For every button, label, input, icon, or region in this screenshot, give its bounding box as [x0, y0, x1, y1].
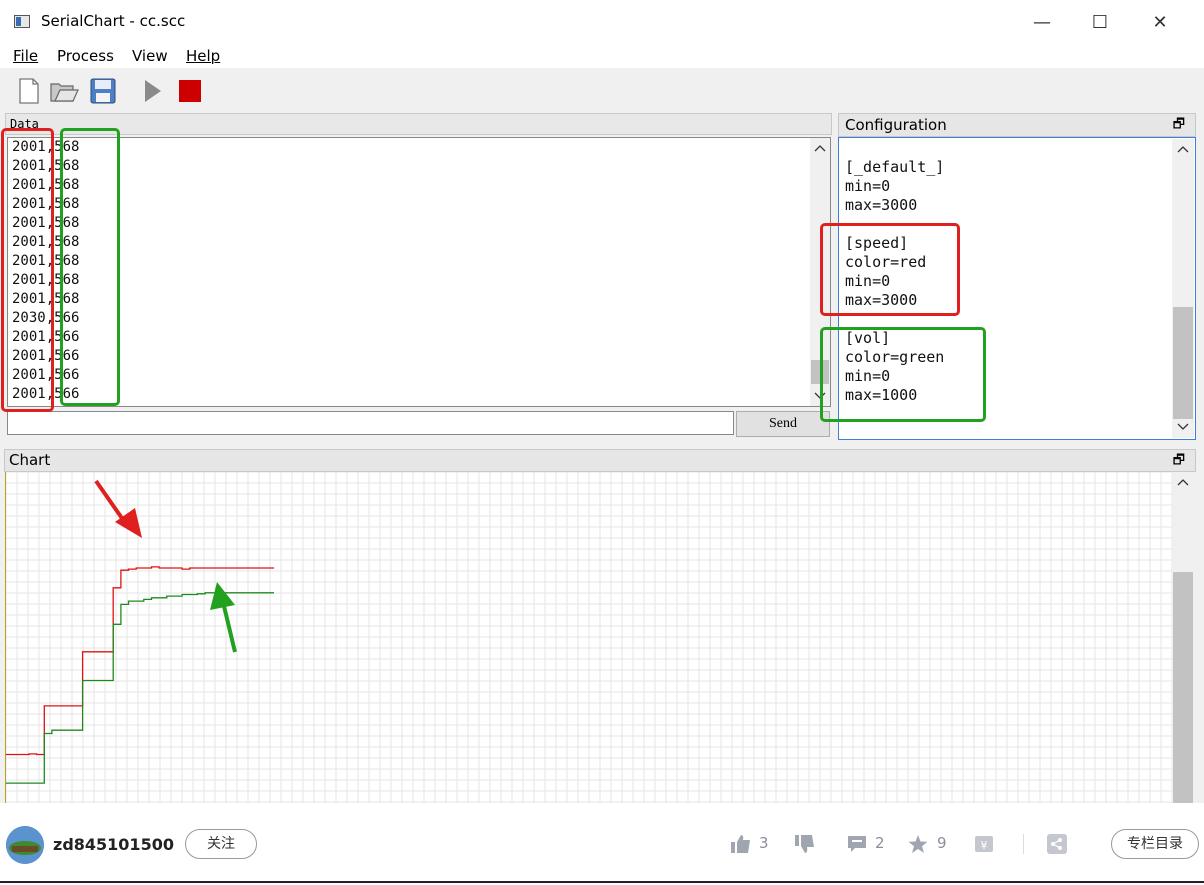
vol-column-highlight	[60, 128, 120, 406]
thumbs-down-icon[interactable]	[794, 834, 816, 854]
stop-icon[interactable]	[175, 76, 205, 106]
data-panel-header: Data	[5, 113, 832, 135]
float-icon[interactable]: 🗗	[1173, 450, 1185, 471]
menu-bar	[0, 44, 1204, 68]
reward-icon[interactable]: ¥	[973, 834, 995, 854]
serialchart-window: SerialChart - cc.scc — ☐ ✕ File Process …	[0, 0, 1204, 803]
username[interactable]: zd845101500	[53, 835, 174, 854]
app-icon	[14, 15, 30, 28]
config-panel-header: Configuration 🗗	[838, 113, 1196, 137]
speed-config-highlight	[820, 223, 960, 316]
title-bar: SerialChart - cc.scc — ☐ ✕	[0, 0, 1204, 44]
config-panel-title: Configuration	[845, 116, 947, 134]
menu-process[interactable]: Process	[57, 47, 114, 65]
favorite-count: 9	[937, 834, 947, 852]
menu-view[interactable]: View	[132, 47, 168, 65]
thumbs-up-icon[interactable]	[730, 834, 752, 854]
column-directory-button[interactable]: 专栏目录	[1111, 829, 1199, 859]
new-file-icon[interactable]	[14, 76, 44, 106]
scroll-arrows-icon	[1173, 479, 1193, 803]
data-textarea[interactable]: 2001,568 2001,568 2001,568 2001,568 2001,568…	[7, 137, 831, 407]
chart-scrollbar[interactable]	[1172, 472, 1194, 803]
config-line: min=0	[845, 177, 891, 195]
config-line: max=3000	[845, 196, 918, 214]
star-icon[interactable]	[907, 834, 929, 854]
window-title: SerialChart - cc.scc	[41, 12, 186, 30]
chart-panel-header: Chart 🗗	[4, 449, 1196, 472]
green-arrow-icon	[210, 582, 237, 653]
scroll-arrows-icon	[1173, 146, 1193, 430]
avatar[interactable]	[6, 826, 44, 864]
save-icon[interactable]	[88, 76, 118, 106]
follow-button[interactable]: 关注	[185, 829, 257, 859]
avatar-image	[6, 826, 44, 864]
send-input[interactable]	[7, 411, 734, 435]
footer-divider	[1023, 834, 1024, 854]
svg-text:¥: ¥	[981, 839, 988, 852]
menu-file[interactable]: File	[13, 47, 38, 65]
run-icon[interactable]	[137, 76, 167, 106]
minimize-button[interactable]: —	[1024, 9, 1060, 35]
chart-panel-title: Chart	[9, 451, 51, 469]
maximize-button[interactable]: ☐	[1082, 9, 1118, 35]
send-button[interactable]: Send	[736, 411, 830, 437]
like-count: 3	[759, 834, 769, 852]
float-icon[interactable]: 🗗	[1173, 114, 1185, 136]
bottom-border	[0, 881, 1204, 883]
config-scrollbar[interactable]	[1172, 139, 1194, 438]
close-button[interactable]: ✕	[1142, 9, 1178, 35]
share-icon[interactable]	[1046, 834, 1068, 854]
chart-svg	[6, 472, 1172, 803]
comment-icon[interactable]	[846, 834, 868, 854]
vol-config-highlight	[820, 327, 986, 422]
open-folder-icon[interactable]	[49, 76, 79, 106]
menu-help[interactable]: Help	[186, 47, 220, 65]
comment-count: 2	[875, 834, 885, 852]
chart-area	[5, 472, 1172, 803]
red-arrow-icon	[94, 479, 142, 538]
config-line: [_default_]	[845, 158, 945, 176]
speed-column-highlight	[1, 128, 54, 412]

____________

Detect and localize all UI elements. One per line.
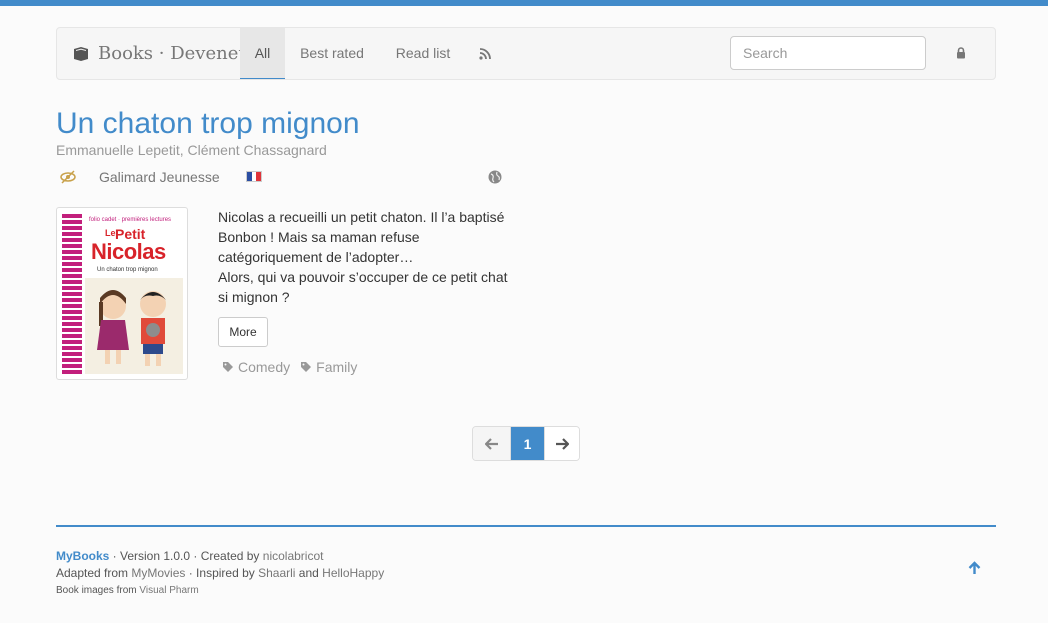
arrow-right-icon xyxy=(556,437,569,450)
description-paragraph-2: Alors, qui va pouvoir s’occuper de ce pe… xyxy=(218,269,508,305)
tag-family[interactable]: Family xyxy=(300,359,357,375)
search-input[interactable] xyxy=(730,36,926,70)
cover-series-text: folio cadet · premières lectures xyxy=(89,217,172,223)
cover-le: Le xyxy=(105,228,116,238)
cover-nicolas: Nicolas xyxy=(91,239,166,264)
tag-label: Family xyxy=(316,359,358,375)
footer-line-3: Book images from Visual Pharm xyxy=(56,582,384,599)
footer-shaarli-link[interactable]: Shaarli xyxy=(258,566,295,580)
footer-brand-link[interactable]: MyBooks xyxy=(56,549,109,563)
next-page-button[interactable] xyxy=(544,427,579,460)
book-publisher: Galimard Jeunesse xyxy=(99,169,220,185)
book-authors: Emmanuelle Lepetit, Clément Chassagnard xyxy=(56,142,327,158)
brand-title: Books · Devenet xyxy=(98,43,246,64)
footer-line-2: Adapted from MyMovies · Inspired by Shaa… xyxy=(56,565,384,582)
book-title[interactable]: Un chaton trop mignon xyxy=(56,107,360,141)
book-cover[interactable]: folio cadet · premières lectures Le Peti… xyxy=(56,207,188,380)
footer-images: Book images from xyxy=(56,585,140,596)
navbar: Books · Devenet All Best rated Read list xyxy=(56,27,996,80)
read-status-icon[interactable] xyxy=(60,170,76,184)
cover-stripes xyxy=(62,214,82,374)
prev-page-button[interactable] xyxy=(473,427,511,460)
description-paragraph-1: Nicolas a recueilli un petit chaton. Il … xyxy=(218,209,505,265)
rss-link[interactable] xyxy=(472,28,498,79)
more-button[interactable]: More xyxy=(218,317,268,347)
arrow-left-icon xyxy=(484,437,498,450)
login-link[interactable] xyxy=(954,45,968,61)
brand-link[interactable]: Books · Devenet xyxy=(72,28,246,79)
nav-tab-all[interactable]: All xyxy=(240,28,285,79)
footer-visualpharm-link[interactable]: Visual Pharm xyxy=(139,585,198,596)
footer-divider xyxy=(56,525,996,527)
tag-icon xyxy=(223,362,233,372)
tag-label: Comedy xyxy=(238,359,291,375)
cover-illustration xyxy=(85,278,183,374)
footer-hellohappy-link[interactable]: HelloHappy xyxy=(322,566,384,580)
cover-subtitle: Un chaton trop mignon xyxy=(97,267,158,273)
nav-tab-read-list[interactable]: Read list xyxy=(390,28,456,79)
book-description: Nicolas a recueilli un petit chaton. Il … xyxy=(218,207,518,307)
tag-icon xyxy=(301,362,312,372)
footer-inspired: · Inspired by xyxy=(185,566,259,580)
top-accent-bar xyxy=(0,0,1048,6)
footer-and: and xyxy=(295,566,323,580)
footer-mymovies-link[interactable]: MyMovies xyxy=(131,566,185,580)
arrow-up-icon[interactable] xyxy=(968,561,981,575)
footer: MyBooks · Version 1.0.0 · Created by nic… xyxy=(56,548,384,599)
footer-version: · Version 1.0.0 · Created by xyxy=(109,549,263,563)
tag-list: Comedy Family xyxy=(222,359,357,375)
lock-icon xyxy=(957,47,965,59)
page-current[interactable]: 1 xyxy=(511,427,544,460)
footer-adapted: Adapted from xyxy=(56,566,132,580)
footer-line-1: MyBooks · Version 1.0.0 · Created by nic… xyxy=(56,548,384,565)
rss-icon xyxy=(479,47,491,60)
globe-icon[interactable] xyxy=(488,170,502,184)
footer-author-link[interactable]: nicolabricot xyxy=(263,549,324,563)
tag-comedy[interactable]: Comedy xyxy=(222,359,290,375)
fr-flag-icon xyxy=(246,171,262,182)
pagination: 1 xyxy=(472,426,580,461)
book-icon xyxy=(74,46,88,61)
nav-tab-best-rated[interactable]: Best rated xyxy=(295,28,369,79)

____________

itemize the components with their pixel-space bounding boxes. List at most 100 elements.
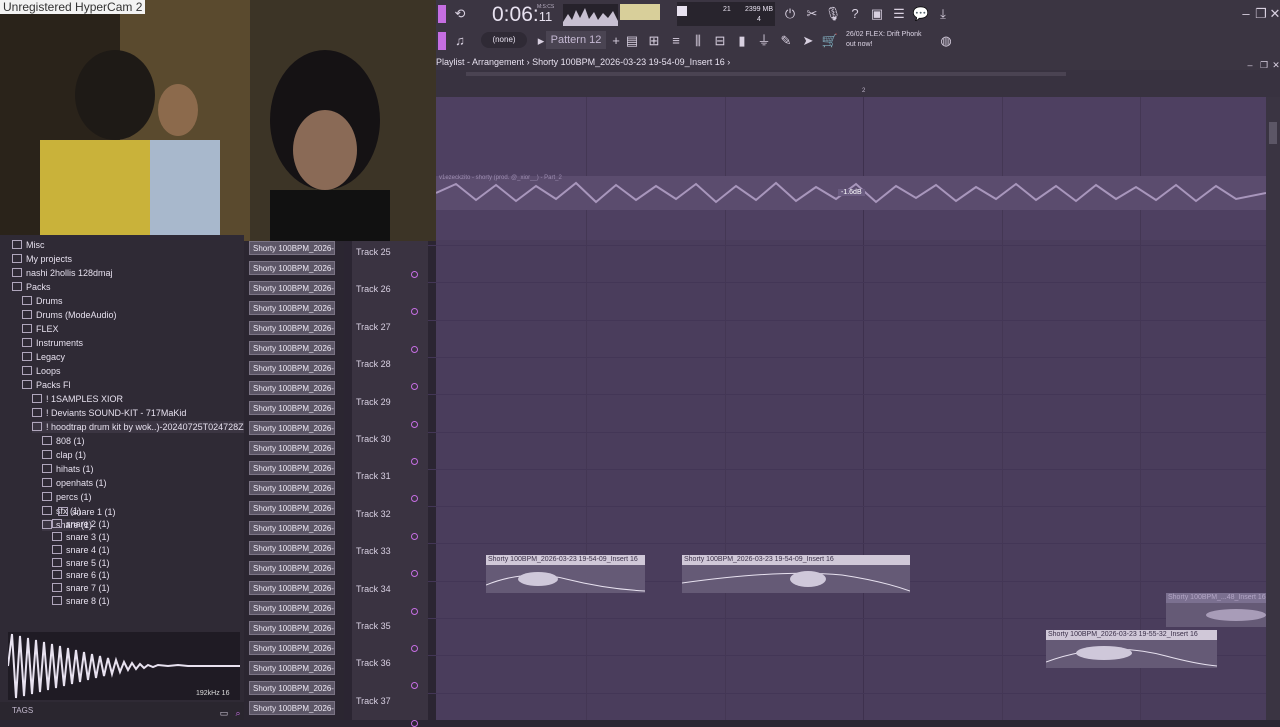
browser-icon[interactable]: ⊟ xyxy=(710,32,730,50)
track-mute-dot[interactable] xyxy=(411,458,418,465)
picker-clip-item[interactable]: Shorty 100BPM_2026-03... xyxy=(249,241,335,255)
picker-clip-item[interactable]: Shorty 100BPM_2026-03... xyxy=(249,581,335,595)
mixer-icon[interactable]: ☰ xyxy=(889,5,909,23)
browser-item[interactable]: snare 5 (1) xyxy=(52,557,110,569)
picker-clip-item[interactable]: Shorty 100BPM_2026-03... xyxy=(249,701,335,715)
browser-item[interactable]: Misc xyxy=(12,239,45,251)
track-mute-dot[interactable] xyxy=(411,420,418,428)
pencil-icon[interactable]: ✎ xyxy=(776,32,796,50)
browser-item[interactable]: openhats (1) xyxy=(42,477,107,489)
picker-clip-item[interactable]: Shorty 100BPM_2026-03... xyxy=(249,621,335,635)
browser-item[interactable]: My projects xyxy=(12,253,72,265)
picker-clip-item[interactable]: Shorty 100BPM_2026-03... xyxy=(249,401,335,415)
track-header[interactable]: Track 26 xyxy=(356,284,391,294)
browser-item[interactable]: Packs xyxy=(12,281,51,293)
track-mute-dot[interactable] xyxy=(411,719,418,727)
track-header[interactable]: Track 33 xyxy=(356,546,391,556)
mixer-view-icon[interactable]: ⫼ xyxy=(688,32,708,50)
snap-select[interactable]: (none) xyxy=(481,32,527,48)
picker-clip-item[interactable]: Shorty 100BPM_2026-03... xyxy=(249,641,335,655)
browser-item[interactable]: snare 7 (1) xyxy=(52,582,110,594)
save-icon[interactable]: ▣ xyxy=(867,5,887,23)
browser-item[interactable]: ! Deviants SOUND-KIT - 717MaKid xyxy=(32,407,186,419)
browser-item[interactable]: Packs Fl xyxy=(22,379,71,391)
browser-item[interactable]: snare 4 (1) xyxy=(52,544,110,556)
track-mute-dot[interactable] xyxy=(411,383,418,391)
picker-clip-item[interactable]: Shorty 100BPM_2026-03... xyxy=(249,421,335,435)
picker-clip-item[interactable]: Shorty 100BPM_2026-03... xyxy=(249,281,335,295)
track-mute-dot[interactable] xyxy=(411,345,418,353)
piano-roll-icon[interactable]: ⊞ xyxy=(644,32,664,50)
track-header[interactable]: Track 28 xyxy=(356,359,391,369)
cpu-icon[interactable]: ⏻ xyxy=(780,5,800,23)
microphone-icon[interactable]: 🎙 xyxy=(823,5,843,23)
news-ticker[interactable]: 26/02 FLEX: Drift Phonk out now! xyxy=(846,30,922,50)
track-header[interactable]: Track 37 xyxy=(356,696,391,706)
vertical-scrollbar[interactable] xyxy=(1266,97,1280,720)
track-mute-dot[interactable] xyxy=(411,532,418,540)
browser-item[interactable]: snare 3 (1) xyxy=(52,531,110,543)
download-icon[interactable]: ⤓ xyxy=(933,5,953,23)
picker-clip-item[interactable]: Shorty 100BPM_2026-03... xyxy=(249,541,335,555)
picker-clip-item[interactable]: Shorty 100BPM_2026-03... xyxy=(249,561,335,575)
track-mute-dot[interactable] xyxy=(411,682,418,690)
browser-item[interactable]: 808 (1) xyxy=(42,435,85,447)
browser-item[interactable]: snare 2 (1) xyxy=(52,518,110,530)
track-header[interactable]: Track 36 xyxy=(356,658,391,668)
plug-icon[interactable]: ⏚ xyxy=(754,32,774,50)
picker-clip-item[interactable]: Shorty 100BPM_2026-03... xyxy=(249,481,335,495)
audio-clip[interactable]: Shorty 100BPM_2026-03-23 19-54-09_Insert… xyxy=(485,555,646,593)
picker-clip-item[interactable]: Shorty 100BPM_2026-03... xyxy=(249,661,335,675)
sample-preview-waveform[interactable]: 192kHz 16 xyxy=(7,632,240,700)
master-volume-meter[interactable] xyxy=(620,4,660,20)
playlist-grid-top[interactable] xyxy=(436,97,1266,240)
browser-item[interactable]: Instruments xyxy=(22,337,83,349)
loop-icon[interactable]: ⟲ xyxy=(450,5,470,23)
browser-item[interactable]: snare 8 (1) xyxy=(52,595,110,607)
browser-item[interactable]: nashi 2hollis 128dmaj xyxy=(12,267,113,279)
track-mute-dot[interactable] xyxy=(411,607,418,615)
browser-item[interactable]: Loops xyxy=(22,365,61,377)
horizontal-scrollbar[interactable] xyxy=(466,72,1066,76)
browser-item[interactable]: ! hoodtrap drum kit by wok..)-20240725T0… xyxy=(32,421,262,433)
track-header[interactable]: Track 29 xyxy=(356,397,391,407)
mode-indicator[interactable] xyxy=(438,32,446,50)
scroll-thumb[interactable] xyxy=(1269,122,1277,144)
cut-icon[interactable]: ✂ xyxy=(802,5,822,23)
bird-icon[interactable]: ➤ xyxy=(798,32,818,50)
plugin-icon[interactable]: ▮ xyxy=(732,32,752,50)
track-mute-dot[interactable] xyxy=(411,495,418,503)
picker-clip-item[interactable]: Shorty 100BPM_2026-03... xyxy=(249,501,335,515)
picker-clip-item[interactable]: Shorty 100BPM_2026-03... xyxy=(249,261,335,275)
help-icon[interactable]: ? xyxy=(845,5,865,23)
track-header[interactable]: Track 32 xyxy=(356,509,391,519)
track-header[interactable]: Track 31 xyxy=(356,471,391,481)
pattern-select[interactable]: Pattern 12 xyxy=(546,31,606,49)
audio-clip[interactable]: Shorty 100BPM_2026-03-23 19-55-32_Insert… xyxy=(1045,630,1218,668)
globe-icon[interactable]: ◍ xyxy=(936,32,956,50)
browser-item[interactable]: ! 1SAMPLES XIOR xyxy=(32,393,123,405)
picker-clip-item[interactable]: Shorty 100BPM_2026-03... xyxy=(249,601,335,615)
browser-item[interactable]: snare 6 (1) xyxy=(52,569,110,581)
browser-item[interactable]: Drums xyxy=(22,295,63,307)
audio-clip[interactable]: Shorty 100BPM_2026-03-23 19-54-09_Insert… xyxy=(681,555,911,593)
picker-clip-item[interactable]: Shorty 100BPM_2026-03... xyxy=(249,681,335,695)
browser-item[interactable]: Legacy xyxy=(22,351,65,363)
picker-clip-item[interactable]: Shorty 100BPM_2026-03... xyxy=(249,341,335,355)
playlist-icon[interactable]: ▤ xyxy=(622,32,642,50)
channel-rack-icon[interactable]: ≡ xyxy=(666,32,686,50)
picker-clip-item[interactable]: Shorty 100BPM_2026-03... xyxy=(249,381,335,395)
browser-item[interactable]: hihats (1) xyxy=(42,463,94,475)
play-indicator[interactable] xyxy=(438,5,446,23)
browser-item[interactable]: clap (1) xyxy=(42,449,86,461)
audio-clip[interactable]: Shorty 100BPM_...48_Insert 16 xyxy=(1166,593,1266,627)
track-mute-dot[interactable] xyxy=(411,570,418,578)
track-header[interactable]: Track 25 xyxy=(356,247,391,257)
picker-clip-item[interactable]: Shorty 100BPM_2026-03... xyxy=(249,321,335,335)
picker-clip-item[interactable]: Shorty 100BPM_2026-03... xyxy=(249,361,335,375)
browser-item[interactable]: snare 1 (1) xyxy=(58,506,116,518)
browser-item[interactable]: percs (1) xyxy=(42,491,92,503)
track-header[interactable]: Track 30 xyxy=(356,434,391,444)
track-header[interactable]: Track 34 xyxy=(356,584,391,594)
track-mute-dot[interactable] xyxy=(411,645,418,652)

____________

:: Your goal ::
Copy out again, unchanged, the records starting with the line that contains "arrow-right-icon xyxy=(556,437,569,450)" and going on through the line that contains "footer-brand-link[interactable]: MyBooks xyxy=(56,549,109,563)", including both of those lines.

:: Expected output ::
arrow-right-icon xyxy=(556,437,569,450)
description-paragraph-2: Alors, qui va pouvoir s’occuper de ce pe… xyxy=(218,269,508,305)
tag-family[interactable]: Family xyxy=(300,359,357,375)
search-input[interactable] xyxy=(730,36,926,70)
cover-series-text: folio cadet · premières lectures xyxy=(89,217,172,223)
cover-le: Le xyxy=(105,228,116,238)
cover-nicolas: Nicolas xyxy=(91,239,166,264)
tag-label: Family xyxy=(316,359,358,375)
footer-line-3: Book images from Visual Pharm xyxy=(56,582,384,599)
footer-shaarli-link[interactable]: Shaarli xyxy=(258,566,295,580)
footer-brand-link[interactable]: MyBooks xyxy=(56,549,109,563)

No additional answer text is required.